--- Begin ITEMS ---

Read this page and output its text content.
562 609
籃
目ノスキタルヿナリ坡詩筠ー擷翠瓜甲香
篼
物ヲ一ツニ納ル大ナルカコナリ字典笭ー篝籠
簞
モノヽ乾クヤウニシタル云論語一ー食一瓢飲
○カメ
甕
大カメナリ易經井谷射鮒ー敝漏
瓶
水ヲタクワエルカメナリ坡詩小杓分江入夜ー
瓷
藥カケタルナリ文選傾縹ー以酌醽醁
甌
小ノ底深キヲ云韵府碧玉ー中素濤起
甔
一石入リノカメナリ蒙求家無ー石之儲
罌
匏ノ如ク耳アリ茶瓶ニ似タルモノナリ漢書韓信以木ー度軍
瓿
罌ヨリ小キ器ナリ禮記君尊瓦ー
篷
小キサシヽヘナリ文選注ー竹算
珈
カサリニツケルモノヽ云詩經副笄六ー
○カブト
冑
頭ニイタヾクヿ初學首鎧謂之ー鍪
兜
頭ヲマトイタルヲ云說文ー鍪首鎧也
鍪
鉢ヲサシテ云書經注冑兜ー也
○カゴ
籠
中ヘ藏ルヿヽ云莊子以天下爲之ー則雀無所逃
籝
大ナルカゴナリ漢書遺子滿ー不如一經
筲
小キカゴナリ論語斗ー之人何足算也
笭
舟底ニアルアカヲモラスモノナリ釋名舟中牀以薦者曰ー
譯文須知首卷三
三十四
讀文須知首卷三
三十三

--- End ITEMS ---

▸ GOAL: Retype the entries one by one, exactly.

▸ FINISHED TASK:
Read this page and output its text content.
562 609
籃
目ノスキタルヿナリ坡詩筠ー擷翠瓜甲香
篼
物ヲ一ツニ納ル大ナルカコナリ字典笭ー篝籠
簞
モノヽ乾クヤウニシタル云論語一ー食一瓢飲
○カメ
甕
大カメナリ易經井谷射鮒ー敝漏
瓶
水ヲタクワエルカメナリ坡詩小杓分江入夜ー
瓷
藥カケタルナリ文選傾縹ー以酌醽醁
甌
小ノ底深キヲ云韵府碧玉ー中素濤起
甔
一石入リノカメナリ蒙求家無ー石之儲
罌
匏ノ如ク耳アリ茶瓶ニ似タルモノナリ漢書韓信以木ー度軍
瓿
罌ヨリ小キ器ナリ禮記君尊瓦ー
篷
小キサシヽヘナリ文選注ー竹算
珈
カサリニツケルモノヽ云詩經副笄六ー
○カブト
冑
頭ニイタヾクヿ初學首鎧謂之ー鍪
兜
頭ヲマトイタルヲ云說文ー鍪首鎧也
鍪
鉢ヲサシテ云書經注冑兜ー也
○カゴ
籠
中ヘ藏ルヿヽ云莊子以天下爲之ー則雀無所逃
籝
大ナルカゴナリ漢書遺子滿ー不如一經
筲
小キカゴナリ論語斗ー之人何足算也
笭
舟底ニアルアカヲモラスモノナリ釋名舟中牀以薦者曰ー
譯文須知首卷三
三十四
讀文須知首卷三
三十三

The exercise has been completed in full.